### Data shown
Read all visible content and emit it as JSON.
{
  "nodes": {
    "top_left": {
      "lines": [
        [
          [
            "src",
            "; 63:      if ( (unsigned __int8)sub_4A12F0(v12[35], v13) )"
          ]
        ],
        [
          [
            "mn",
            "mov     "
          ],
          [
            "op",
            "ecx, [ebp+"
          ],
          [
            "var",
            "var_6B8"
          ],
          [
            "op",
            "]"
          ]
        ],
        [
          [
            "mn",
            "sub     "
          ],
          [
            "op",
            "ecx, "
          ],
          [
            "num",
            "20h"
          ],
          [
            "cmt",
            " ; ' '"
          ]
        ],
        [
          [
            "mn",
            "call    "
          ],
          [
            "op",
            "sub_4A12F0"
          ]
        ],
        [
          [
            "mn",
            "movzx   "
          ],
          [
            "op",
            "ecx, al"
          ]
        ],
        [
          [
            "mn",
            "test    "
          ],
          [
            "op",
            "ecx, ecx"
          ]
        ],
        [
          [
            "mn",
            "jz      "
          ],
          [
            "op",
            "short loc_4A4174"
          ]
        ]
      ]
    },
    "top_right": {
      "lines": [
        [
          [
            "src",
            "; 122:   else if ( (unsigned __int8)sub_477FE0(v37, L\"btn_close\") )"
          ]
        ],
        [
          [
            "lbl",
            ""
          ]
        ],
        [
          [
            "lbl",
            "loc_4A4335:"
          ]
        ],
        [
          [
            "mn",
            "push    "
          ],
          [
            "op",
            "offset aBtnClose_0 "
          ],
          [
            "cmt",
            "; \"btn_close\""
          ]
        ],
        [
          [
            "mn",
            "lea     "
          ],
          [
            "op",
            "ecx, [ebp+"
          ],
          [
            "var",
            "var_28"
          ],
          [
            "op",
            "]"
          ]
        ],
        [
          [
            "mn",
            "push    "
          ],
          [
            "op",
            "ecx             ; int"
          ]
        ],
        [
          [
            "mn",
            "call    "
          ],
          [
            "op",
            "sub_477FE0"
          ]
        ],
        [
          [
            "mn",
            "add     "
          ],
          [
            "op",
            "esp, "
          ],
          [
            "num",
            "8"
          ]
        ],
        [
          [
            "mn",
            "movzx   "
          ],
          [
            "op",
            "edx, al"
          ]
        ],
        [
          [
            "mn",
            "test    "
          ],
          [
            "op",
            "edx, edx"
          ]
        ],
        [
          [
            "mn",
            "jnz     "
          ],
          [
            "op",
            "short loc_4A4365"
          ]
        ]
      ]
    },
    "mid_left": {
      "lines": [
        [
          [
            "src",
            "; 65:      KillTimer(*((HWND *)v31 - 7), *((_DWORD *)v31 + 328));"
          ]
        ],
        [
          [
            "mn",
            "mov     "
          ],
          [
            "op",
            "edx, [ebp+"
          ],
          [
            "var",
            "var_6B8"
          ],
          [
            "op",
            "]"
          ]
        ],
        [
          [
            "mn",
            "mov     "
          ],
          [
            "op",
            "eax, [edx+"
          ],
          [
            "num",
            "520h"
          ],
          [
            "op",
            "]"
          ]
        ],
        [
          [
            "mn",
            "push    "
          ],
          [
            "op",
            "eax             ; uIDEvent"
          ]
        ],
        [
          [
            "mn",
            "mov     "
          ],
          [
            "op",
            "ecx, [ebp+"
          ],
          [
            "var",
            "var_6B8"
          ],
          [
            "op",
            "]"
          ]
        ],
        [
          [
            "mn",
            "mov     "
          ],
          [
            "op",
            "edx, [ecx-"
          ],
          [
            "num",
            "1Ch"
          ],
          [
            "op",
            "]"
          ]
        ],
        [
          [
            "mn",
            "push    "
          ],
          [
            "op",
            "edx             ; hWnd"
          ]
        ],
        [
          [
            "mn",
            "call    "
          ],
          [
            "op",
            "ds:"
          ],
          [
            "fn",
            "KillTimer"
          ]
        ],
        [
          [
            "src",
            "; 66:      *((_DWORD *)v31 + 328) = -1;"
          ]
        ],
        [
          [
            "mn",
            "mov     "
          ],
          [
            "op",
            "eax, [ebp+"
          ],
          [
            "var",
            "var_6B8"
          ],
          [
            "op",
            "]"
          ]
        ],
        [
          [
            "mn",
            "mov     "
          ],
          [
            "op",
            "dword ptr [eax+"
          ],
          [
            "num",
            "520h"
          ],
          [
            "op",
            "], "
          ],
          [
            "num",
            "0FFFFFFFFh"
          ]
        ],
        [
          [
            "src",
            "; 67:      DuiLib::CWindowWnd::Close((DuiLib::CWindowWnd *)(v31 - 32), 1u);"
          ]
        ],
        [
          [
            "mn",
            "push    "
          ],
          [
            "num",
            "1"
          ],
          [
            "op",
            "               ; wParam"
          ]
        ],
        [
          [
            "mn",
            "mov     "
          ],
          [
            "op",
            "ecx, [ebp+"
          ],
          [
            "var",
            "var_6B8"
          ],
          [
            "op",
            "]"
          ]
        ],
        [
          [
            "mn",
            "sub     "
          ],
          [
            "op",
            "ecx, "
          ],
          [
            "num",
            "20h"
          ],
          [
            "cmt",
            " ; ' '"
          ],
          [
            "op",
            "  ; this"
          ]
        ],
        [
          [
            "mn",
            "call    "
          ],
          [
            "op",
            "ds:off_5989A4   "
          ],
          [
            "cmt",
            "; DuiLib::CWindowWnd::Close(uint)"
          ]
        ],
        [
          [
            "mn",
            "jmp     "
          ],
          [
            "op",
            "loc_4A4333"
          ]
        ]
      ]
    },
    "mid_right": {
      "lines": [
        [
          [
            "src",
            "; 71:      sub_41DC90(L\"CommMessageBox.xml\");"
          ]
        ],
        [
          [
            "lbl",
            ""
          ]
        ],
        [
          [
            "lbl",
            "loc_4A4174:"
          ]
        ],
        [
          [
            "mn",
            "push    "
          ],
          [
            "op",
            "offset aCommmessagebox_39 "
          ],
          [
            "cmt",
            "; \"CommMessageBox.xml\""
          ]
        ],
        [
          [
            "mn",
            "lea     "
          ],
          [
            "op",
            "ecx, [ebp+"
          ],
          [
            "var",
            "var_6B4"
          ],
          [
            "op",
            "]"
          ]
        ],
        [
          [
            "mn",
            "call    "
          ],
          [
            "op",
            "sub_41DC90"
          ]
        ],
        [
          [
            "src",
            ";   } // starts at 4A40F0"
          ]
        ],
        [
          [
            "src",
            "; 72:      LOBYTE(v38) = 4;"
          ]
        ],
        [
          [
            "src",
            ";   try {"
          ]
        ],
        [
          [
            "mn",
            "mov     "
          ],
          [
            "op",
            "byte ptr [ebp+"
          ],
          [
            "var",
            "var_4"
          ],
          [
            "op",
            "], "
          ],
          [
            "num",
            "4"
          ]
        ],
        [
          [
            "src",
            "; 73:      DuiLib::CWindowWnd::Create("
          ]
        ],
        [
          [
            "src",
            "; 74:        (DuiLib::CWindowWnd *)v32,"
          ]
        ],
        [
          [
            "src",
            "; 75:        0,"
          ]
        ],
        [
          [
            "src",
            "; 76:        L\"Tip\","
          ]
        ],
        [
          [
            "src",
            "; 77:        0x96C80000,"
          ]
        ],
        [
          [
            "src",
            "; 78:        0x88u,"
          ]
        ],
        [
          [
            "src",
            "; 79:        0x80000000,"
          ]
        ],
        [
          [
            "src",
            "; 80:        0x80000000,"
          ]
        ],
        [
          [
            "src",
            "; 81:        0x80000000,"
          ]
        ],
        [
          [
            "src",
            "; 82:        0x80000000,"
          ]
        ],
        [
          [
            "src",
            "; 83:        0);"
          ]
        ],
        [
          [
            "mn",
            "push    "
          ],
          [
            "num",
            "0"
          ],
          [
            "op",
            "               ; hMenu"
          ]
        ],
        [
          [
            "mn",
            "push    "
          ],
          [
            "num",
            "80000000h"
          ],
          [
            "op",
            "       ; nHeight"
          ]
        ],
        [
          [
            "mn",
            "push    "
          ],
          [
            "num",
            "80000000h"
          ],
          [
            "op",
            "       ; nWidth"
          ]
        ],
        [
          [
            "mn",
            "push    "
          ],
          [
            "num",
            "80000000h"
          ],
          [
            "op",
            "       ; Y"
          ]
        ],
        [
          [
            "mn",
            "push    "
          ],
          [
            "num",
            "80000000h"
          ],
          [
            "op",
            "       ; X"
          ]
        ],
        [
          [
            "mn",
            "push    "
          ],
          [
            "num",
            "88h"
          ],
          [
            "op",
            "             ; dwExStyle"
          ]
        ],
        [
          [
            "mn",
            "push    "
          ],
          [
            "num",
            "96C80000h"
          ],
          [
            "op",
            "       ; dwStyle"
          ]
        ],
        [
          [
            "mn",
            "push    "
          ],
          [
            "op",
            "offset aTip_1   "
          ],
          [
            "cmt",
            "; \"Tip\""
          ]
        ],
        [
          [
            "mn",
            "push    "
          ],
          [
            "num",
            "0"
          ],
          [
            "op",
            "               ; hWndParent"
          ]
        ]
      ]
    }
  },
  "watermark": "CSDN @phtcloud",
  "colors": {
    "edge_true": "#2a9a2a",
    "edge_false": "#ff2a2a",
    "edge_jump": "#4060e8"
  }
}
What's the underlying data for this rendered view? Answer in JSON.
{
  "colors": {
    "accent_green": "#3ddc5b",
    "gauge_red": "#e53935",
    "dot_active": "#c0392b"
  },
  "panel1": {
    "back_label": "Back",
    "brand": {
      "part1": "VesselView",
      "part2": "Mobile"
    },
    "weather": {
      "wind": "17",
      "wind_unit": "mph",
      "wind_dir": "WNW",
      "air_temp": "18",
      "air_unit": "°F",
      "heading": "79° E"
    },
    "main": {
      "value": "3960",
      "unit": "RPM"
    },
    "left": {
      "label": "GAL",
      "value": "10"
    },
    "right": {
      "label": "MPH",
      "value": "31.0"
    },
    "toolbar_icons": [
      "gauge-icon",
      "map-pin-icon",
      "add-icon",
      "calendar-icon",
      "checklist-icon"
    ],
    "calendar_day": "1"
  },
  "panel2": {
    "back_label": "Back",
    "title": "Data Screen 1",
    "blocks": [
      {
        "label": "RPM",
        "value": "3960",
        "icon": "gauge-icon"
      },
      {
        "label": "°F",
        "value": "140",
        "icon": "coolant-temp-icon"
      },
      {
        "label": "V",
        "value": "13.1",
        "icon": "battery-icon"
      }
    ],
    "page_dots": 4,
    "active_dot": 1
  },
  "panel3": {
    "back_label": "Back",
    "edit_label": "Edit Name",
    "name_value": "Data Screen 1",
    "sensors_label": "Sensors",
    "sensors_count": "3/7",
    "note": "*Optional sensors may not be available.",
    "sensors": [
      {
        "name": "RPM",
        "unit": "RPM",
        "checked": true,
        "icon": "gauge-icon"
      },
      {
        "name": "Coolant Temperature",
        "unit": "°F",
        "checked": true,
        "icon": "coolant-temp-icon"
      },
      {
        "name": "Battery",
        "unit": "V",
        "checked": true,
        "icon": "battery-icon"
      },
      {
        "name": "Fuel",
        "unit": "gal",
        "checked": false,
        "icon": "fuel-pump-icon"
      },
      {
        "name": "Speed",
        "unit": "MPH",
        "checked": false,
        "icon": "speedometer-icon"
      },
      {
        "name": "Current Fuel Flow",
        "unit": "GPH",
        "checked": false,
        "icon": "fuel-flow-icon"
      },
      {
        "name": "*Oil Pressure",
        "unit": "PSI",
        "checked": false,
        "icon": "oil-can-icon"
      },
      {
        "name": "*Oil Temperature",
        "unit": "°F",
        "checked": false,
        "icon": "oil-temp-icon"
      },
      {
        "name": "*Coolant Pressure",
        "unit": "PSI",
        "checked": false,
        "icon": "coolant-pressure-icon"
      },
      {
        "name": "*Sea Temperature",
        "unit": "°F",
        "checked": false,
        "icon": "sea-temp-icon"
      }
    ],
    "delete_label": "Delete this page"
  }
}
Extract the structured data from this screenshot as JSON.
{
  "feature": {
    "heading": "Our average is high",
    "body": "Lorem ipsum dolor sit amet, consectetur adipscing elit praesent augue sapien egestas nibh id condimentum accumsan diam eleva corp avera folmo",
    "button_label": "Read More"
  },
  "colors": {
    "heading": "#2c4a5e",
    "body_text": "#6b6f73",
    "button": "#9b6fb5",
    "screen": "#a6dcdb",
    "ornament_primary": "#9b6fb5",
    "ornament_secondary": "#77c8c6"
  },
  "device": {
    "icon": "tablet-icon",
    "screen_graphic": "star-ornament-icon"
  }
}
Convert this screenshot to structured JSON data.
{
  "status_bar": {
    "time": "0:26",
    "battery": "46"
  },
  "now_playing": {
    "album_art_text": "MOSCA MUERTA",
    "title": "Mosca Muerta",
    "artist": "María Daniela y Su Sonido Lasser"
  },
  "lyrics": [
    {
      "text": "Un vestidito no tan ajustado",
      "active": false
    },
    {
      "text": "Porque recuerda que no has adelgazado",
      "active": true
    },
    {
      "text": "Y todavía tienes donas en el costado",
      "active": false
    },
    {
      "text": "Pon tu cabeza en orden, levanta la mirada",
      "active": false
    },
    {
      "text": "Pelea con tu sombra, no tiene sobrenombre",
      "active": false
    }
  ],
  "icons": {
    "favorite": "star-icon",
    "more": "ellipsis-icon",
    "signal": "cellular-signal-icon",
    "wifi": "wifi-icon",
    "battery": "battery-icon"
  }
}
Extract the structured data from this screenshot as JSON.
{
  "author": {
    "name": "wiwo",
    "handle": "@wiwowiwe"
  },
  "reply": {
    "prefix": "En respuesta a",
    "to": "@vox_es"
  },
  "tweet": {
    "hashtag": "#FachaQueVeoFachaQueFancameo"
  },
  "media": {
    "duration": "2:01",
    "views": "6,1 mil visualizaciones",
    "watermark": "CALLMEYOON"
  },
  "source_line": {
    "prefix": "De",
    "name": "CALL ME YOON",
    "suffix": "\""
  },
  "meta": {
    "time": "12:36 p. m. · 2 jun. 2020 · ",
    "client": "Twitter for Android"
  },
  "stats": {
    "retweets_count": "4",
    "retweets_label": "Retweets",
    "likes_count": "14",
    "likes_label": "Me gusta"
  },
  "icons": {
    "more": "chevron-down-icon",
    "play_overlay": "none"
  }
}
######
Gather each line holding the string "JSON".

Read all visible content and emit it as JSON.
What's the underlying data for this rendered view? Answer in JSON.
Extract the structured data from this screenshot as JSON.
Convert this screenshot to structured JSON data.
Extract the structured data from this screenshot as JSON.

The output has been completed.